Start of DATA SUPPLIED

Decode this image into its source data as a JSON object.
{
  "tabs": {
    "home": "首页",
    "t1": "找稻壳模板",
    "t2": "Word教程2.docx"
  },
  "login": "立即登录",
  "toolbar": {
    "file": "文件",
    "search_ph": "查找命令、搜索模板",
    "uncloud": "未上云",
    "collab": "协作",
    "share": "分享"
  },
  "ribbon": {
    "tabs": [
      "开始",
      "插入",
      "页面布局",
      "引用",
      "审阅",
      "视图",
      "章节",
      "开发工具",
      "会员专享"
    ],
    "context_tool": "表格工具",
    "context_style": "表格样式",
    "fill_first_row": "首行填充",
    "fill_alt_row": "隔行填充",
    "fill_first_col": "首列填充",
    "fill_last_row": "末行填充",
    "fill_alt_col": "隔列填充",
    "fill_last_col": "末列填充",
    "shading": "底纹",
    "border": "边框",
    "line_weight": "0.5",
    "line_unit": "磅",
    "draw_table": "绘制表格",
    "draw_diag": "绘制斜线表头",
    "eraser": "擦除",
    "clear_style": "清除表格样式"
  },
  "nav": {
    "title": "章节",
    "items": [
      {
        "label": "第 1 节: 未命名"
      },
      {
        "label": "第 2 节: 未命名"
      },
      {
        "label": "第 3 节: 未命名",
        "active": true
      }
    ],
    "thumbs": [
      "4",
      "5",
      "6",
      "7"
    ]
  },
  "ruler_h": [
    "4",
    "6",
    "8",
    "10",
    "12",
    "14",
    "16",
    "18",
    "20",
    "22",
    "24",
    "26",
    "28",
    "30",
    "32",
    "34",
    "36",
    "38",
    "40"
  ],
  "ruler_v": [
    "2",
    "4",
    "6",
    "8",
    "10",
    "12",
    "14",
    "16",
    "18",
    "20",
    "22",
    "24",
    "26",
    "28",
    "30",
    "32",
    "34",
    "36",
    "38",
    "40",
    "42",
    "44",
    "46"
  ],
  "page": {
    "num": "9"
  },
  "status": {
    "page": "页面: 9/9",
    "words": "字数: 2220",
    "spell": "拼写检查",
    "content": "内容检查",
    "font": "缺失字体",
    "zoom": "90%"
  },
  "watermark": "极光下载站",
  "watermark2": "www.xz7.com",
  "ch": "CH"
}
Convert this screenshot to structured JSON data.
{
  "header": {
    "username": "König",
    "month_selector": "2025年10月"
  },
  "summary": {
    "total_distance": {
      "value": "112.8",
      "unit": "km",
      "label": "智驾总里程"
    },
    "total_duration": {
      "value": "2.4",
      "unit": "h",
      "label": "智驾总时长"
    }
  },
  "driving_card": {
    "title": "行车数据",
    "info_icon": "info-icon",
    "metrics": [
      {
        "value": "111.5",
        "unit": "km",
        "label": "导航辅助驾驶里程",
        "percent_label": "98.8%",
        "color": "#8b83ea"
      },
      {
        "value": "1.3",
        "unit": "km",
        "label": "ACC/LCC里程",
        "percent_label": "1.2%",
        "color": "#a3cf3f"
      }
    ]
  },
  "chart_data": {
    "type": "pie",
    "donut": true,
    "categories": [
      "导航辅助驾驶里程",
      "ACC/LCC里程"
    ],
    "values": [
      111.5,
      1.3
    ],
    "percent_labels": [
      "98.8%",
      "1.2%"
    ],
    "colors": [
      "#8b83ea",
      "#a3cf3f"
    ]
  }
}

End of DATA SUPPLIED

WHAT THE EXERCISE ASKS. Set down the listing in full, keeping every word exactly as it is.

CORRECT RESULT.
Decode this image into its source data as a JSON object.
{
  "tabs": {
    "home": "首页",
    "t1": "找稻壳模板",
    "t2": "Word教程2.docx"
  },
  "login": "立即登录",
  "toolbar": {
    "file": "文件",
    "search_ph": "查找命令、搜索模板",
    "uncloud": "未上云",
    "collab": "协作",
    "share": "分享"
  },
  "ribbon": {
    "tabs": [
      "开始",
      "插入",
      "页面布局",
      "引用",
      "审阅",
      "视图",
      "章节",
      "开发工具",
      "会员专享"
    ],
    "context_tool": "表格工具",
    "context_style": "表格样式",
    "fill_first_row": "首行填充",
    "fill_alt_row": "隔行填充",
    "fill_first_col": "首列填充",
    "fill_last_row": "末行填充",
    "fill_alt_col": "隔列填充",
    "fill_last_col": "末列填充",
    "shading": "底纹",
    "border": "边框",
    "line_weight": "0.5",
    "line_unit": "磅",
    "draw_table": "绘制表格",
    "draw_diag": "绘制斜线表头",
    "eraser": "擦除",
    "clear_style": "清除表格样式"
  },
  "nav": {
    "title": "章节",
    "items": [
      {
        "label": "第 1 节: 未命名"
      },
      {
        "label": "第 2 节: 未命名"
      },
      {
        "label": "第 3 节: 未命名",
        "active": true
      }
    ],
    "thumbs": [
      "4",
      "5",
      "6",
      "7"
    ]
  },
  "ruler_h": [
    "4",
    "6",
    "8",
    "10",
    "12",
    "14",
    "16",
    "18",
    "20",
    "22",
    "24",
    "26",
    "28",
    "30",
    "32",
    "34",
    "36",
    "38",
    "40"
  ],
  "ruler_v": [
    "2",
    "4",
    "6",
    "8",
    "10",
    "12",
    "14",
    "16",
    "18",
    "20",
    "22",
    "24",
    "26",
    "28",
    "30",
    "32",
    "34",
    "36",
    "38",
    "40",
    "42",
    "44",
    "46"
  ],
  "page": {
    "num": "9"
  },
  "status": {
    "page": "页面: 9/9",
    "words": "字数: 2220",
    "spell": "拼写检查",
    "content": "内容检查",
    "font": "缺失字体",
    "zoom": "90%"
  },
  "watermark": "极光下载站",
  "watermark2": "www.xz7.com",
  "ch": "CH"
}
Convert this screenshot to structured JSON data.
{
  "header": {
    "username": "König",
    "month_selector": "2025年10月"
  },
  "summary": {
    "total_distance": {
      "value": "112.8",
      "unit": "km",
      "label": "智驾总里程"
    },
    "total_duration": {
      "value": "2.4",
      "unit": "h",
      "label": "智驾总时长"
    }
  },
  "driving_card": {
    "title": "行车数据",
    "info_icon": "info-icon",
    "metrics": [
      {
        "value": "111.5",
        "unit": "km",
        "label": "导航辅助驾驶里程",
        "percent_label": "98.8%",
        "color": "#8b83ea"
      },
      {
        "value": "1.3",
        "unit": "km",
        "label": "ACC/LCC里程",
        "percent_label": "1.2%",
        "color": "#a3cf3f"
      }
    ]
  },
  "chart_data": {
    "type": "pie",
    "donut": true,
    "categories": [
      "导航辅助驾驶里程",
      "ACC/LCC里程"
    ],
    "values": [
      111.5,
      1.3
    ],
    "percent_labels": [
      "98.8%",
      "1.2%"
    ],
    "colors": [
      "#8b83ea",
      "#a3cf3f"
    ]
  }
}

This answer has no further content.